## [Exercise aim]
Can you extract every line from the items below and reproduce each one without any change?
[START Task data]
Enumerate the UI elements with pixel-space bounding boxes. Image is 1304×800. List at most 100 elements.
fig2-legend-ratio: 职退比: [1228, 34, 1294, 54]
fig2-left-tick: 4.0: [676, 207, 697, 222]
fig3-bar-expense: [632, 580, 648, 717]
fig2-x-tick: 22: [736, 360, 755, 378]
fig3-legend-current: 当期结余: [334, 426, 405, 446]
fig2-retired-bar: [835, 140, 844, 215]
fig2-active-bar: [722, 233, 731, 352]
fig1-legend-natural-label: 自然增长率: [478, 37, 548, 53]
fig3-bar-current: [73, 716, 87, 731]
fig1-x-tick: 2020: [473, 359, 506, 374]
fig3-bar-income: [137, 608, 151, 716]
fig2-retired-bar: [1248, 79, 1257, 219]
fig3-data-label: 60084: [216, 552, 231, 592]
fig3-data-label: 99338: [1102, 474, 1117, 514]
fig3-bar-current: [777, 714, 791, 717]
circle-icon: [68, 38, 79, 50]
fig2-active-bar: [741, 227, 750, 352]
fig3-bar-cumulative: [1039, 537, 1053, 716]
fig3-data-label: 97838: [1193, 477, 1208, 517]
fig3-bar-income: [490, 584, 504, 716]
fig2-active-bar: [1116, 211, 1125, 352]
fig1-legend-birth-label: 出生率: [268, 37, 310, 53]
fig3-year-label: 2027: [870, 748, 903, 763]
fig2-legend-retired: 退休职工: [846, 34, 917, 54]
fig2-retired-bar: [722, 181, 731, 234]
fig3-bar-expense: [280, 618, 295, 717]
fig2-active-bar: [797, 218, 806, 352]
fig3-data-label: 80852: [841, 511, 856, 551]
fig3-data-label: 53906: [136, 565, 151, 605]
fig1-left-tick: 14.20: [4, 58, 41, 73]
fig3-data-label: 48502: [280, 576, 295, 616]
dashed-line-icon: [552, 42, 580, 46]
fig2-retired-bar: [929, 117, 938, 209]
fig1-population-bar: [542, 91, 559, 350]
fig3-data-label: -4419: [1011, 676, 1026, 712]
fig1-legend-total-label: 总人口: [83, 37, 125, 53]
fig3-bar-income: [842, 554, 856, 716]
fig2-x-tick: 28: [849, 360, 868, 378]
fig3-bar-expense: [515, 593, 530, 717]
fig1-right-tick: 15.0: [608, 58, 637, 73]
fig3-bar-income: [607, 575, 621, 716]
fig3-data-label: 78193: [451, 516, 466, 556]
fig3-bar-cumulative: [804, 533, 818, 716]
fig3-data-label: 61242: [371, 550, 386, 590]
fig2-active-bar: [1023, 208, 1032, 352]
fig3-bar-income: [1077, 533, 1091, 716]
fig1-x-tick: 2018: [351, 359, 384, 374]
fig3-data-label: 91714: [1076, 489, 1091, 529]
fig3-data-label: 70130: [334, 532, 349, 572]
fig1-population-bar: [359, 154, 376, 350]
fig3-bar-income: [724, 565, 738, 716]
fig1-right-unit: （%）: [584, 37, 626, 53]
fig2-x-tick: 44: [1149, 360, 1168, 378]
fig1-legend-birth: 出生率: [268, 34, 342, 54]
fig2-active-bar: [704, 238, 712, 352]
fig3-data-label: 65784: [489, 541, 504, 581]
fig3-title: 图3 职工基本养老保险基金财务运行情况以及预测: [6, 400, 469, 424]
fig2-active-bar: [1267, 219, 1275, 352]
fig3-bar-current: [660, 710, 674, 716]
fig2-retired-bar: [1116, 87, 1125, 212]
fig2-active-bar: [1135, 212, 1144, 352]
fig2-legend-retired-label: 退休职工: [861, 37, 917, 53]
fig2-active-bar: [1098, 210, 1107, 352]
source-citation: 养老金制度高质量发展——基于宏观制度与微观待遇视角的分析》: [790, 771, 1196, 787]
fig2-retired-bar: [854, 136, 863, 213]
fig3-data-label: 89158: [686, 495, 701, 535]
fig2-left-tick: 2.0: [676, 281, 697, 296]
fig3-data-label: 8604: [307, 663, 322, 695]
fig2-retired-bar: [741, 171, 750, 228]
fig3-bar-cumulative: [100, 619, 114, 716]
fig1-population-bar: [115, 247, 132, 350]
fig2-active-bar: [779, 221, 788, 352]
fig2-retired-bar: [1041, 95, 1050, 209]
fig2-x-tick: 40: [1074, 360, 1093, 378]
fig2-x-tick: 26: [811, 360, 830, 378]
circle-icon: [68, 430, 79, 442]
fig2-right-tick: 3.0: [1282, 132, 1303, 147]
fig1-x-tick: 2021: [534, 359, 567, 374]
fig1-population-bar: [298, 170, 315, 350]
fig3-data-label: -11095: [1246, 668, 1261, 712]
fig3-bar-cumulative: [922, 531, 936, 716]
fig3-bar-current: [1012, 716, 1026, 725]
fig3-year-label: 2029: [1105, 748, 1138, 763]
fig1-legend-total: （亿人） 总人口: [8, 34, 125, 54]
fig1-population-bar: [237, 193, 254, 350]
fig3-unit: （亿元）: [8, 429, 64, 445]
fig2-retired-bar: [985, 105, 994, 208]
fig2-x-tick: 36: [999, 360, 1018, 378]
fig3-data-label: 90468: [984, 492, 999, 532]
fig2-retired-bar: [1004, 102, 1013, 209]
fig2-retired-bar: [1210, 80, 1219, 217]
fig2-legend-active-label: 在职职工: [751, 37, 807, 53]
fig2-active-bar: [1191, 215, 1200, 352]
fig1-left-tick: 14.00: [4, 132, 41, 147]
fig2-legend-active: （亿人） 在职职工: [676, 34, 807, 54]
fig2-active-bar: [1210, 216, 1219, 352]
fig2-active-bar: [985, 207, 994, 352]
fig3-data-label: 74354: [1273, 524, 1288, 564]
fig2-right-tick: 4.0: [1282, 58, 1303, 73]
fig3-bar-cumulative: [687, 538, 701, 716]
[END Task data]
## [Exercise response]
Enumerate the UI elements with pixel-space bounding boxes. Image is 1304×800. List at most 100 elements.
fig2-legend-ratio: 职退比: [1228, 34, 1294, 54]
fig2-left-tick: 4.0: [676, 207, 697, 222]
fig3-bar-expense: [632, 580, 648, 717]
fig2-x-tick: 22: [736, 360, 755, 378]
fig3-legend-current: 当期结余: [334, 426, 405, 446]
fig2-retired-bar: [835, 140, 844, 215]
fig2-active-bar: [722, 233, 731, 352]
fig1-legend-natural-label: 自然增长率: [478, 37, 548, 53]
fig3-bar-current: [73, 716, 87, 731]
fig1-x-tick: 2020: [473, 359, 506, 374]
fig3-bar-income: [137, 608, 151, 716]
fig2-retired-bar: [1248, 79, 1257, 219]
fig3-data-label: 60084: [216, 552, 231, 592]
fig3-data-label: 99338: [1102, 474, 1117, 514]
fig3-bar-current: [777, 714, 791, 717]
circle-icon: [68, 38, 79, 50]
fig2-active-bar: [741, 227, 750, 352]
fig3-bar-cumulative: [1039, 537, 1053, 716]
fig3-data-label: 97838: [1193, 477, 1208, 517]
fig3-bar-income: [490, 584, 504, 716]
fig2-active-bar: [1116, 211, 1125, 352]
fig1-legend-birth-label: 出生率: [268, 37, 310, 53]
fig3-year-label: 2027: [870, 748, 903, 763]
fig2-legend-retired: 退休职工: [846, 34, 917, 54]
fig2-retired-bar: [722, 181, 731, 234]
fig3-bar-expense: [280, 618, 295, 717]
fig2-active-bar: [797, 218, 806, 352]
fig3-data-label: 80852: [841, 511, 856, 551]
fig3-data-label: 53906: [136, 565, 151, 605]
fig1-left-tick: 14.20: [4, 58, 41, 73]
fig3-data-label: 48502: [280, 576, 295, 616]
dashed-line-icon: [552, 42, 580, 46]
fig2-retired-bar: [929, 117, 938, 209]
fig1-population-bar: [542, 91, 559, 350]
fig3-data-label: -4419: [1011, 676, 1026, 712]
fig1-legend-total-label: 总人口: [83, 37, 125, 53]
fig3-bar-income: [842, 554, 856, 716]
fig2-x-tick: 28: [849, 360, 868, 378]
fig3-bar-expense: [515, 593, 530, 717]
fig1-right-tick: 15.0: [608, 58, 637, 73]
fig3-bar-income: [607, 575, 621, 716]
fig3-data-label: 78193: [451, 516, 466, 556]
fig3-bar-cumulative: [804, 533, 818, 716]
fig3-data-label: 61242: [371, 550, 386, 590]
fig2-active-bar: [1023, 208, 1032, 352]
fig3-bar-income: [1077, 533, 1091, 716]
fig1-x-tick: 2018: [351, 359, 384, 374]
fig3-data-label: 91714: [1076, 489, 1091, 529]
fig3-data-label: 70130: [334, 532, 349, 572]
fig1-population-bar: [359, 154, 376, 350]
fig3-bar-income: [724, 565, 738, 716]
fig1-right-unit: （%）: [584, 37, 626, 53]
fig2-x-tick: 44: [1149, 360, 1168, 378]
fig1-legend-birth: 出生率: [268, 34, 342, 54]
fig2-active-bar: [704, 238, 712, 352]
fig3-data-label: 65784: [489, 541, 504, 581]
fig3-title: 图3 职工基本养老保险基金财务运行情况以及预测: [6, 400, 469, 424]
fig2-active-bar: [1267, 219, 1275, 352]
fig3-bar-current: [660, 710, 674, 716]
fig2-retired-bar: [1116, 87, 1125, 212]
fig2-active-bar: [1135, 212, 1144, 352]
fig2-legend-retired-label: 退休职工: [861, 37, 917, 53]
fig2-active-bar: [1098, 210, 1107, 352]
source-citation: 养老金制度高质量发展——基于宏观制度与微观待遇视角的分析》: [790, 771, 1196, 787]
fig2-retired-bar: [854, 136, 863, 213]
fig3-data-label: 89158: [686, 495, 701, 535]
fig2-left-tick: 2.0: [676, 281, 697, 296]
fig3-data-label: 8604: [307, 663, 322, 695]
fig2-retired-bar: [741, 171, 750, 228]
fig3-bar-cumulative: [100, 619, 114, 716]
fig1-population-bar: [115, 247, 132, 350]
fig2-active-bar: [779, 221, 788, 352]
fig2-retired-bar: [1041, 95, 1050, 209]
fig2-x-tick: 40: [1074, 360, 1093, 378]
fig2-x-tick: 26: [811, 360, 830, 378]
circle-icon: [68, 430, 79, 442]
fig2-right-tick: 3.0: [1282, 132, 1303, 147]
fig1-x-tick: 2021: [534, 359, 567, 374]
fig1-population-bar: [298, 170, 315, 350]
fig3-data-label: -11095: [1246, 668, 1261, 712]
fig3-bar-cumulative: [922, 531, 936, 716]
fig3-bar-current: [1012, 716, 1026, 725]
fig3-year-label: 2029: [1105, 748, 1138, 763]
fig1-legend-total: （亿人） 总人口: [8, 34, 125, 54]
fig1-population-bar: [237, 193, 254, 350]
fig3-unit: （亿元）: [8, 429, 64, 445]
fig2-retired-bar: [985, 105, 994, 208]
fig2-x-tick: 36: [999, 360, 1018, 378]
fig3-data-label: 90468: [984, 492, 999, 532]
fig2-retired-bar: [1004, 102, 1013, 209]
fig2-retired-bar: [1210, 80, 1219, 217]
fig2-legend-active-label: 在职职工: [751, 37, 807, 53]
fig2-active-bar: [1191, 215, 1200, 352]
fig1-left-tick: 14.00: [4, 132, 41, 147]
fig2-legend-active: （亿人） 在职职工: [676, 34, 807, 54]
fig2-active-bar: [1210, 216, 1219, 352]
fig2-active-bar: [985, 207, 994, 352]
fig3-data-label: 74354: [1273, 524, 1288, 564]
fig2-right-tick: 4.0: [1282, 58, 1303, 73]
fig3-bar-cumulative: [687, 538, 701, 716]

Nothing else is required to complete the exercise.